## What to do
Do not carry the pictures over; copy every other part of the entries exactly.
─── Input data ───
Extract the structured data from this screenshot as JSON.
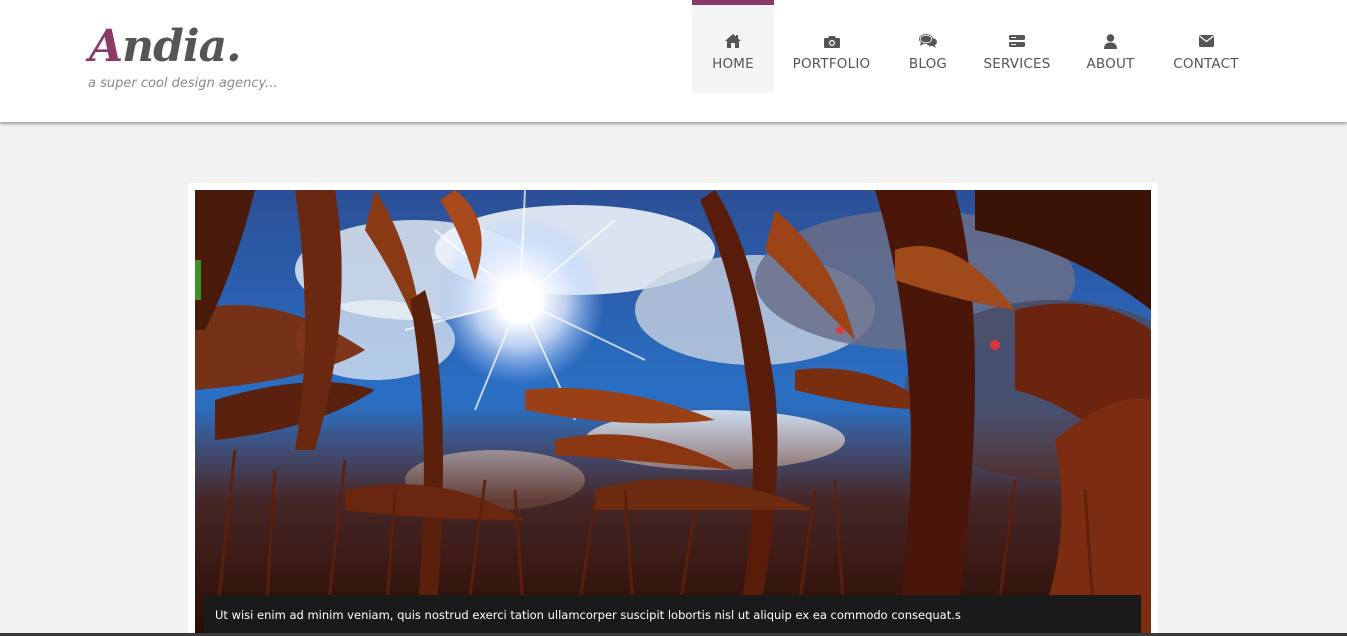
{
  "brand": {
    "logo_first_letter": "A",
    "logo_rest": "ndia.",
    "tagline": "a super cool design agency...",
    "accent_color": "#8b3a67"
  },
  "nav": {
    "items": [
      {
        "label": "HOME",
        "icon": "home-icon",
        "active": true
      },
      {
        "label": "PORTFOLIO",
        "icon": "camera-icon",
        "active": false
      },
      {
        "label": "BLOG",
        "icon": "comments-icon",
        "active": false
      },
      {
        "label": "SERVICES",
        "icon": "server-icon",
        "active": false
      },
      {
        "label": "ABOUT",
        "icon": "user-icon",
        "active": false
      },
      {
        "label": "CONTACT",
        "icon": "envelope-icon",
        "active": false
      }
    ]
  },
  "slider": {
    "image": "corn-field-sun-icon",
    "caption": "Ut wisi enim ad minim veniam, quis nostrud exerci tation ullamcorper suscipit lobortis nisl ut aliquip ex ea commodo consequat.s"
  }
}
───
## Correct output
Extract the structured data from this screenshot as JSON.
{
  "brand": {
    "logo_first_letter": "A",
    "logo_rest": "ndia.",
    "tagline": "a super cool design agency...",
    "accent_color": "#8b3a67"
  },
  "nav": {
    "items": [
      {
        "label": "HOME",
        "icon": "home-icon",
        "active": true
      },
      {
        "label": "PORTFOLIO",
        "icon": "camera-icon",
        "active": false
      },
      {
        "label": "BLOG",
        "icon": "comments-icon",
        "active": false
      },
      {
        "label": "SERVICES",
        "icon": "server-icon",
        "active": false
      },
      {
        "label": "ABOUT",
        "icon": "user-icon",
        "active": false
      },
      {
        "label": "CONTACT",
        "icon": "envelope-icon",
        "active": false
      }
    ]
  },
  "slider": {
    "image": "corn-field-sun-icon",
    "caption": "Ut wisi enim ad minim veniam, quis nostrud exerci tation ullamcorper suscipit lobortis nisl ut aliquip ex ea commodo consequat.s"
  }
}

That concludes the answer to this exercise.